- Extracts from a graphics dataset
** Start **
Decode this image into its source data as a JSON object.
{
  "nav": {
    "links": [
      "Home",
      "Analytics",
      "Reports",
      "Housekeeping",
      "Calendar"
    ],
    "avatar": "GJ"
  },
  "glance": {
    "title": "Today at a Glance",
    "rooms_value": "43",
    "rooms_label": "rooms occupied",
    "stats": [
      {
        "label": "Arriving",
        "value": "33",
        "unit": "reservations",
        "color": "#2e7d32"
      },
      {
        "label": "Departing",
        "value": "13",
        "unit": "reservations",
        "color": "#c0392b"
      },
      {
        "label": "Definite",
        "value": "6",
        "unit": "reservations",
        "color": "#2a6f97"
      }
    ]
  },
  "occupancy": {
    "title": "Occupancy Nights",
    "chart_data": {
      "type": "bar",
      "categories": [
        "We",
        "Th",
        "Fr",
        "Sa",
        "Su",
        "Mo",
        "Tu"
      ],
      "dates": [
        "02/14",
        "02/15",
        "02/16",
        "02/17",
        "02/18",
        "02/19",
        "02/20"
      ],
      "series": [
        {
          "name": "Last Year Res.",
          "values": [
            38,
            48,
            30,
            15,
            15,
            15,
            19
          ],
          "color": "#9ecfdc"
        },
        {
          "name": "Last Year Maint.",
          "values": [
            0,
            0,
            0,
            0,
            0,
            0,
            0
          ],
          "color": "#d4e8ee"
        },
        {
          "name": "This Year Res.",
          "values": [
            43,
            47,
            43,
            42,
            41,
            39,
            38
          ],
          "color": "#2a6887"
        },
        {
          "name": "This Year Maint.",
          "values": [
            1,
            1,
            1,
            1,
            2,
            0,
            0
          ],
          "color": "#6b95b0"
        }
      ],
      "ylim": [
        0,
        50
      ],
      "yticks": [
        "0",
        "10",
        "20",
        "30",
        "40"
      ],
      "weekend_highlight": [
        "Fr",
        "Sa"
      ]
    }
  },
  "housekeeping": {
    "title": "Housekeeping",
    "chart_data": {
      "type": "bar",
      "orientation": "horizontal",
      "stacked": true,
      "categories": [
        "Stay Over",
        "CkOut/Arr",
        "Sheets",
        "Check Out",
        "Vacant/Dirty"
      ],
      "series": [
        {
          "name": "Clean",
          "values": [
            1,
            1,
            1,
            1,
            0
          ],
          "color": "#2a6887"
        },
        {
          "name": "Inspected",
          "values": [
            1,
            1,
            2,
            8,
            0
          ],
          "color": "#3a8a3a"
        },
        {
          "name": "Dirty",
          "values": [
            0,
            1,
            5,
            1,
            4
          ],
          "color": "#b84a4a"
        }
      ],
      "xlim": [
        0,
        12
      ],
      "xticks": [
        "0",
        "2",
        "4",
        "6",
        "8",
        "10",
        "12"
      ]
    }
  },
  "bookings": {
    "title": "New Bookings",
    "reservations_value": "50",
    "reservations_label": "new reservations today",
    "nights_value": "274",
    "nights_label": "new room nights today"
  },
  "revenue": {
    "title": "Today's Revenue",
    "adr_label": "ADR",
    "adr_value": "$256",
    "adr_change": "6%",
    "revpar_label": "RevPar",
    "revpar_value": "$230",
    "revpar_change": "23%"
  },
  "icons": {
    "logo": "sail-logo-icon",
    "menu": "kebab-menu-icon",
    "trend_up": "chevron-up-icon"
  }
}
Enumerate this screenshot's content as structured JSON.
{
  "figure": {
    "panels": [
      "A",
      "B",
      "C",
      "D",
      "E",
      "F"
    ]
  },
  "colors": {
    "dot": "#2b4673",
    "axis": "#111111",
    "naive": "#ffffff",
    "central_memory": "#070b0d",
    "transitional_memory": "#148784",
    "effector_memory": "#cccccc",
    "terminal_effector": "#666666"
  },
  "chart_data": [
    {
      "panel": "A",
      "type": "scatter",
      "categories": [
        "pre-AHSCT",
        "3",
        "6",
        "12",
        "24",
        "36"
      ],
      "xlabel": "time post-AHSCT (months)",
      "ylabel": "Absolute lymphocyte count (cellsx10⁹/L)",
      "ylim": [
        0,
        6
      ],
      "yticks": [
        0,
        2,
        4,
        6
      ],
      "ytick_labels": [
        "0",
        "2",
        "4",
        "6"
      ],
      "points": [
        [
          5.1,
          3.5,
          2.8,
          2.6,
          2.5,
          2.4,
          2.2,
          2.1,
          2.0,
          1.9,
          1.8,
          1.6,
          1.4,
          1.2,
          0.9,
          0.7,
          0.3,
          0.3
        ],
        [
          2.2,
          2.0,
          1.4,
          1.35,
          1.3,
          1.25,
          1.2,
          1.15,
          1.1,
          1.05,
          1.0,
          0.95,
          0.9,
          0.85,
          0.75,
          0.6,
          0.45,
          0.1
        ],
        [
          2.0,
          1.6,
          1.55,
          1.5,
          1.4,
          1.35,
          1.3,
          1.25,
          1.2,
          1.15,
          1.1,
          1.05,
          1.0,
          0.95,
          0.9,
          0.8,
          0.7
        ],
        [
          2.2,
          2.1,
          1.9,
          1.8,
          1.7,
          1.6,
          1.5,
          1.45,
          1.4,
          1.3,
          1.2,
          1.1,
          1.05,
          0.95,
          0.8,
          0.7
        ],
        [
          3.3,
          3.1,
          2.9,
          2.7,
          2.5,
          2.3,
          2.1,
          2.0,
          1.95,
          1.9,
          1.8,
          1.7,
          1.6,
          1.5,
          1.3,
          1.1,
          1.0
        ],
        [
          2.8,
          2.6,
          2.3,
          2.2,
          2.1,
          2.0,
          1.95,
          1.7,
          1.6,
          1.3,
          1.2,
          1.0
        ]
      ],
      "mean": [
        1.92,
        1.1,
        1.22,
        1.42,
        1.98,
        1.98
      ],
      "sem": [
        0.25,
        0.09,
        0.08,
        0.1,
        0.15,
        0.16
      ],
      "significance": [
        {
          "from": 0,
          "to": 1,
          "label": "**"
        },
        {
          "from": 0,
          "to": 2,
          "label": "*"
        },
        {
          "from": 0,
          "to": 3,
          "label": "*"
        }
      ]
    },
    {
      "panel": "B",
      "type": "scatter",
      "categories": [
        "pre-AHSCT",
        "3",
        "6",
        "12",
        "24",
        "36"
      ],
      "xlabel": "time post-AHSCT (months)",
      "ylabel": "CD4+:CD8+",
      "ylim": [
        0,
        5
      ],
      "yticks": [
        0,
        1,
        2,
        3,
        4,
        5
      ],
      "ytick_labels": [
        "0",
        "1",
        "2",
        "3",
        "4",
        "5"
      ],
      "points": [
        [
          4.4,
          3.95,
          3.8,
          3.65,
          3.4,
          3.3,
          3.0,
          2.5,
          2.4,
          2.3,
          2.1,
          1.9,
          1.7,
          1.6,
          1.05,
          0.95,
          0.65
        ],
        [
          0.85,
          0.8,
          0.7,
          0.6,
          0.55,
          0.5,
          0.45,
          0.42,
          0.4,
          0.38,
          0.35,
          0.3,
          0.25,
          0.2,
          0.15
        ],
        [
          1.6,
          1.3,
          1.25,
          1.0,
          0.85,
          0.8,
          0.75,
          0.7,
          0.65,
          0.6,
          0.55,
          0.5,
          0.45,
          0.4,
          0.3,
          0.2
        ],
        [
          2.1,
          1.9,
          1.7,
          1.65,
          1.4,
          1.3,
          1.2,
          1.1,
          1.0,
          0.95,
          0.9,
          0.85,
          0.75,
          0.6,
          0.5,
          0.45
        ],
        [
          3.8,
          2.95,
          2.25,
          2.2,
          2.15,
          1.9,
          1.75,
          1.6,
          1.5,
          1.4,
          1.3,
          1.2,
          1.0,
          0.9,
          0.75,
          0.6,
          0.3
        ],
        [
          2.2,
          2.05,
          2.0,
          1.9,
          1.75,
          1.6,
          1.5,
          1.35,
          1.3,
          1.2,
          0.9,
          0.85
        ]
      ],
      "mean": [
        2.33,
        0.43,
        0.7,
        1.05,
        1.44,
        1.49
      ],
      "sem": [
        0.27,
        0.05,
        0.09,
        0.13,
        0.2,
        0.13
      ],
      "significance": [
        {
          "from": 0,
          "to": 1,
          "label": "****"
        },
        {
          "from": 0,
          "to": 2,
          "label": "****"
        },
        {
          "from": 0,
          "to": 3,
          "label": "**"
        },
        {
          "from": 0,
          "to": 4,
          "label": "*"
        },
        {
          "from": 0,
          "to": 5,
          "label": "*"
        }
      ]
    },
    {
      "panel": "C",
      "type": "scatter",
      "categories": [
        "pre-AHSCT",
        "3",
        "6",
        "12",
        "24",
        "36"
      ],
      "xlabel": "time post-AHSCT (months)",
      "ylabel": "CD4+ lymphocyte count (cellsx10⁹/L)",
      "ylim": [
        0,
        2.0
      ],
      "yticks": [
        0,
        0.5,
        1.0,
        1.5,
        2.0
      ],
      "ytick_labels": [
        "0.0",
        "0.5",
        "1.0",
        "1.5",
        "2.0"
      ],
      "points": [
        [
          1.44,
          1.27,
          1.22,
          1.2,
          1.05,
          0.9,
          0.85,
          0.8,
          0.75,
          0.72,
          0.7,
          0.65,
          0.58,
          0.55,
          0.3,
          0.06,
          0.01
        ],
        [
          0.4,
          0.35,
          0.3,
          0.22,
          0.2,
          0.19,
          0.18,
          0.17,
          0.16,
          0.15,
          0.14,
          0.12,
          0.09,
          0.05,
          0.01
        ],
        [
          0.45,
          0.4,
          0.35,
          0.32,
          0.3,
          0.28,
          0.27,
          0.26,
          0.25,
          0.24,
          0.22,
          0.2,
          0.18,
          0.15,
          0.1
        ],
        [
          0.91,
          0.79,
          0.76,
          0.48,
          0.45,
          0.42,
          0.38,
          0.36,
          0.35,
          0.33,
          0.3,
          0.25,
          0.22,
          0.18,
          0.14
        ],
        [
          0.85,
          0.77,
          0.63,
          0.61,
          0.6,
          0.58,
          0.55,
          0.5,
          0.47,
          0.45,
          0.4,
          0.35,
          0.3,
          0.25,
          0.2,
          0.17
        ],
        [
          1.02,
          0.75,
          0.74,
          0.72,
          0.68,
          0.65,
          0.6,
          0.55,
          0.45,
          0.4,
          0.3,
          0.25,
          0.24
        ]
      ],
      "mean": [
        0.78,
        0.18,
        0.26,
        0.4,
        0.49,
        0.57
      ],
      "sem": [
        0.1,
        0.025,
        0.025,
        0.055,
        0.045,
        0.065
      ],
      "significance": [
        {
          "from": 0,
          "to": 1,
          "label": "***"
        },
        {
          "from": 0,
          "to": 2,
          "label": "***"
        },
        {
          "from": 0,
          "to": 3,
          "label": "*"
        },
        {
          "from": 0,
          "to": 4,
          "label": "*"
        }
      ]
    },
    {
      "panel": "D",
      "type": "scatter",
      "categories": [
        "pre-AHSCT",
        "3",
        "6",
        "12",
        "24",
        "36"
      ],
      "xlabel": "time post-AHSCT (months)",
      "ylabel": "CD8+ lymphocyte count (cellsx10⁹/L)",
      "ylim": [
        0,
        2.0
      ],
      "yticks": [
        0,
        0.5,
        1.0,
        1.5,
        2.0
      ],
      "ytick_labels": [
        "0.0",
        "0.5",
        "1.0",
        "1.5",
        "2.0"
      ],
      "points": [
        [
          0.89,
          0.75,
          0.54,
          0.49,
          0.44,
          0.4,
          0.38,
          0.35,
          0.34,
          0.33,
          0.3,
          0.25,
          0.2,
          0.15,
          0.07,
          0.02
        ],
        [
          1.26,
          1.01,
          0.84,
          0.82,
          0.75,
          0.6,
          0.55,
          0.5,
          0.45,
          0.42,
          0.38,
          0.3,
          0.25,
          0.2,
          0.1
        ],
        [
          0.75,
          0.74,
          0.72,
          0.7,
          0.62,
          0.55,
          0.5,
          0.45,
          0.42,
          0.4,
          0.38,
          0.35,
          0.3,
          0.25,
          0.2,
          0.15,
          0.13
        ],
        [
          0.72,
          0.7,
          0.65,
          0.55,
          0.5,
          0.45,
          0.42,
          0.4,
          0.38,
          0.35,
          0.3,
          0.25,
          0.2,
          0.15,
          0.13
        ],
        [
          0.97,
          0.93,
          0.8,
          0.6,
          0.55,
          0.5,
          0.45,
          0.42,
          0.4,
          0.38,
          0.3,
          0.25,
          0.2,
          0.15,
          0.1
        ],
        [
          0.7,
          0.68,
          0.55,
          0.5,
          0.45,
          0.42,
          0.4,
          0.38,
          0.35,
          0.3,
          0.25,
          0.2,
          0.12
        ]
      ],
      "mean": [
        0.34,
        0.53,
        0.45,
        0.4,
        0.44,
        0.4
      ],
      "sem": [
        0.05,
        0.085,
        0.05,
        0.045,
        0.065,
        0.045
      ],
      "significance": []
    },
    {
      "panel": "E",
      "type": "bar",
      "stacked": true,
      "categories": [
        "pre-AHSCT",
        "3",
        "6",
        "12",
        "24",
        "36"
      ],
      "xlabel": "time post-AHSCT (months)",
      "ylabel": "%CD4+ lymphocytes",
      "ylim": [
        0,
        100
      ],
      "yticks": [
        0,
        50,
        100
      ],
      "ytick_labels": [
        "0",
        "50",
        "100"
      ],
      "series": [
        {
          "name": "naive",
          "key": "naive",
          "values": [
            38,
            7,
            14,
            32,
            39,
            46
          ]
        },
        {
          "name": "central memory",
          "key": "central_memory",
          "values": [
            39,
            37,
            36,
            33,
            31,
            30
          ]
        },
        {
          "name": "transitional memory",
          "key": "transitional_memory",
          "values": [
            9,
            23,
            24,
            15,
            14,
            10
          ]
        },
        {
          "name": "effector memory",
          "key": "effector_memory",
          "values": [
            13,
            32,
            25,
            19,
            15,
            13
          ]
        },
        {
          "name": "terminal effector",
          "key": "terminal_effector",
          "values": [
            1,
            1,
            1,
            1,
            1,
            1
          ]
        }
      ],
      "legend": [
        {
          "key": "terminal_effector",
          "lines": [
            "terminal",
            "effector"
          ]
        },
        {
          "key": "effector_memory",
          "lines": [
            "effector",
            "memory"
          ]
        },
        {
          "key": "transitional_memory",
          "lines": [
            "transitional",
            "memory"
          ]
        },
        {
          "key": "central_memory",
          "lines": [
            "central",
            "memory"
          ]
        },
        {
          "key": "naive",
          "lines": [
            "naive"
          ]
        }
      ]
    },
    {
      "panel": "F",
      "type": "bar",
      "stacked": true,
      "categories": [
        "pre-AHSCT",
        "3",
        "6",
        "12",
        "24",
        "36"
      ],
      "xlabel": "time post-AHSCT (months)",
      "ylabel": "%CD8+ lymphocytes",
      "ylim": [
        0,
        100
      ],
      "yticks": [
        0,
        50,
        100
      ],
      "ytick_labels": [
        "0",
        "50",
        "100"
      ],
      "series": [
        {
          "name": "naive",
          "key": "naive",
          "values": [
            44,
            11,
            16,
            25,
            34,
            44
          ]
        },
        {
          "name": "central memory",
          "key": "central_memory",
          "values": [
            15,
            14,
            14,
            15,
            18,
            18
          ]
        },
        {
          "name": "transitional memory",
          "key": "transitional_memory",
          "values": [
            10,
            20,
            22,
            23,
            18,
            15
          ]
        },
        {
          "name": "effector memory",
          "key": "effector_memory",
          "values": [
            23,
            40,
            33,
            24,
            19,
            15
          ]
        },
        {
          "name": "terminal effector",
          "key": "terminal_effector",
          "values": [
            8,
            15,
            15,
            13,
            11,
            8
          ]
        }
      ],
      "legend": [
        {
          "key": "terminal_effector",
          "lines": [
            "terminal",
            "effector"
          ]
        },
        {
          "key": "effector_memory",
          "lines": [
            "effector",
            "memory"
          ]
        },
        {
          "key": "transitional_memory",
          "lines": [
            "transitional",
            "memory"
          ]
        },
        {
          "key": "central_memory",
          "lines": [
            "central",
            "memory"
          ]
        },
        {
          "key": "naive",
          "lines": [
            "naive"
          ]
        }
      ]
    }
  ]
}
** End **
- What to do
Identify the lines that hold the word "Last". Copy every one of them.

- Task result
          "name": "Last Year Res.",
          "name": "Last Year Maint.",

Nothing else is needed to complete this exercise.